- RECORD LIST -
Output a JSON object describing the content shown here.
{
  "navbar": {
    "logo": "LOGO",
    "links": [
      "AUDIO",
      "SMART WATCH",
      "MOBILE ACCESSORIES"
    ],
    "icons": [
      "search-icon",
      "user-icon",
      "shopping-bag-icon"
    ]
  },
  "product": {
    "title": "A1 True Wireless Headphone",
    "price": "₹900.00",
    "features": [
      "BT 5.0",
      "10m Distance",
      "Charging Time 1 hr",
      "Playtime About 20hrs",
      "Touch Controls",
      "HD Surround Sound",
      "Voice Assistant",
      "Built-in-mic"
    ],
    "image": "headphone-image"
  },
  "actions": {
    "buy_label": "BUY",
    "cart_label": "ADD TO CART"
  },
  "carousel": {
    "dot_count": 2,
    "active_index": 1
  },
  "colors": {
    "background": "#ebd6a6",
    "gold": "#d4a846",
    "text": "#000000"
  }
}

- WRITTEN INSTRUCTION -
Copy the records above exactly as they appear.

- FINAL RESULT -
Output a JSON object describing the content shown here.
{
  "navbar": {
    "logo": "LOGO",
    "links": [
      "AUDIO",
      "SMART WATCH",
      "MOBILE ACCESSORIES"
    ],
    "icons": [
      "search-icon",
      "user-icon",
      "shopping-bag-icon"
    ]
  },
  "product": {
    "title": "A1 True Wireless Headphone",
    "price": "₹900.00",
    "features": [
      "BT 5.0",
      "10m Distance",
      "Charging Time 1 hr",
      "Playtime About 20hrs",
      "Touch Controls",
      "HD Surround Sound",
      "Voice Assistant",
      "Built-in-mic"
    ],
    "image": "headphone-image"
  },
  "actions": {
    "buy_label": "BUY",
    "cart_label": "ADD TO CART"
  },
  "carousel": {
    "dot_count": 2,
    "active_index": 1
  },
  "colors": {
    "background": "#ebd6a6",
    "gold": "#d4a846",
    "text": "#000000"
  }
}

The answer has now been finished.